= Фрагмент документа =
====
Я как-то говорила с ним, и он сказал об одном режиссере:
— Ну, это не совсем хороший человек.
— Не совсем? — переспросила я. — Отчего же?
— Ну, понимаете, — Юрий Александрович замялся, — ну, он — какашка.
И при этом, по-моему, даже покраснел, произнеся самое ругательное слово, на которое способен. И вместе с тем, когда надо, взгляд его голубых глаз становится стальным и он не отступит, пока своего не добьется! И его преданность Вере достойна только уважения!
Как он относится ко мне? Иногда любит, ценит, иногда боится, не хочет связываться. Но иногда ведет себя не как мужчина, а как склочница из коммунальной квартиры.
Терпеть не могу ходить в собственный театр, но после «Петербургских сновидений» мне все уши прожужжали: «Ах, какой спектакль! Ах, Юрий Александрович! Ах, какой взлет!» Решила пойти, не делая из этого секрета, конечно. Это как раз тот случай, когда нужно подать свой приход, чтобы он не остался незамеченным, то есть делать то, что я терпеть не могу. Да, позвонила Завадскому, да, сказала, что жажду увидеть его работу. «Фаина, вы не представляете, какая это честь для меня!» Представляю, я все представляла заранее. Он, разумеется, предупредил актеров, ради которых я, собственно, и пошла на спектакль: по себе знаю, как приятно и как волнуешься, когда в зале сидят твои коллеги.
====
(Строки набора данных)
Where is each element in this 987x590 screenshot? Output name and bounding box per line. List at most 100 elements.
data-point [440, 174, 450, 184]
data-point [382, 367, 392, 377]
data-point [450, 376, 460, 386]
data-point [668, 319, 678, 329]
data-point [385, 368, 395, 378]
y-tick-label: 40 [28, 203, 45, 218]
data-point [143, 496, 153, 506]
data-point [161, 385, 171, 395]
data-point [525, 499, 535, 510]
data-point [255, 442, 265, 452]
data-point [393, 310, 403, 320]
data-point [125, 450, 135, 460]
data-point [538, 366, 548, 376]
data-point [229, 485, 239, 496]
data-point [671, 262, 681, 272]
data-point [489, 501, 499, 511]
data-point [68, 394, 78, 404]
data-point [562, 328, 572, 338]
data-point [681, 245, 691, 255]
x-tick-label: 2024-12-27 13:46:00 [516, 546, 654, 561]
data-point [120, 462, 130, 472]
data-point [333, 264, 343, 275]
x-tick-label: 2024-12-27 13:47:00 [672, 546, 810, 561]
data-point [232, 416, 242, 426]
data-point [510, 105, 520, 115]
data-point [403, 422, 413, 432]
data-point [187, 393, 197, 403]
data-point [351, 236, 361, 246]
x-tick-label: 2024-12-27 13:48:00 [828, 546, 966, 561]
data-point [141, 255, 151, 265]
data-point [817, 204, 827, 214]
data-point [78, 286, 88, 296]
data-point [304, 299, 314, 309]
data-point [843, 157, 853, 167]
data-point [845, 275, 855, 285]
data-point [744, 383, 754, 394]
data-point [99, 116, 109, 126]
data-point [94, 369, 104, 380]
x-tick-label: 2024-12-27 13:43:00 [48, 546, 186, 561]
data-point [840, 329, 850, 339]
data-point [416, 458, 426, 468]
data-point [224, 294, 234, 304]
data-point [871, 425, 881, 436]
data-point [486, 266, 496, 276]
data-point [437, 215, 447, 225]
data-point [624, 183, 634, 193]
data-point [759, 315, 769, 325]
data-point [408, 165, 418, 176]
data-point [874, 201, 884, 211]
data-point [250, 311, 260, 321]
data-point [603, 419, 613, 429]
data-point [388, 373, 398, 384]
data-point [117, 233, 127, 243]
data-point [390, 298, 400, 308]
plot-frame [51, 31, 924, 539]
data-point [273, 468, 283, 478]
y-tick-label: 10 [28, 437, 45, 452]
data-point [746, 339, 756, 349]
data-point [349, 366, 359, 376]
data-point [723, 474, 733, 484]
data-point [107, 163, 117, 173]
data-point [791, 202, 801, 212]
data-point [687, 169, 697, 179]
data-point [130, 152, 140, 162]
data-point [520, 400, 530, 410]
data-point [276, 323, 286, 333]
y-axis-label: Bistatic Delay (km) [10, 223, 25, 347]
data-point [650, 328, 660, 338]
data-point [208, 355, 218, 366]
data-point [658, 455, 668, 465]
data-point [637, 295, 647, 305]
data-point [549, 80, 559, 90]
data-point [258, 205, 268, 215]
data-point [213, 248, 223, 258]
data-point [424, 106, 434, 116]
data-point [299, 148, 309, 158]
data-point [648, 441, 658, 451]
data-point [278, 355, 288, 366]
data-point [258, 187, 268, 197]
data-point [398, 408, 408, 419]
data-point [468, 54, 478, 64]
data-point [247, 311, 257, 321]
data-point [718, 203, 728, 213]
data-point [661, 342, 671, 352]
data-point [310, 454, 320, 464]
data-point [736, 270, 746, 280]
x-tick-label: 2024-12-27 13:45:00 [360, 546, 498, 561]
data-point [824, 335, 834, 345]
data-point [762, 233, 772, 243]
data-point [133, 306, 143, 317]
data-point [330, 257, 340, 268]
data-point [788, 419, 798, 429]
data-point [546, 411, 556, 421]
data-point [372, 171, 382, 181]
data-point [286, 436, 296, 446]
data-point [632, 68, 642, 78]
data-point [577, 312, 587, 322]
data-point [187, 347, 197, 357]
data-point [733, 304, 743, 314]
====
= Условие задачи =
Пожалуйста, выпишите из фрагмента все восклицания, которые начинаются со слова «Ах». Строки выше для работы не понадобятся.

= Ответ =
«Ах, какой спектакль!», «Ах, Юрий Александрович!», «Ах, какой взлет!»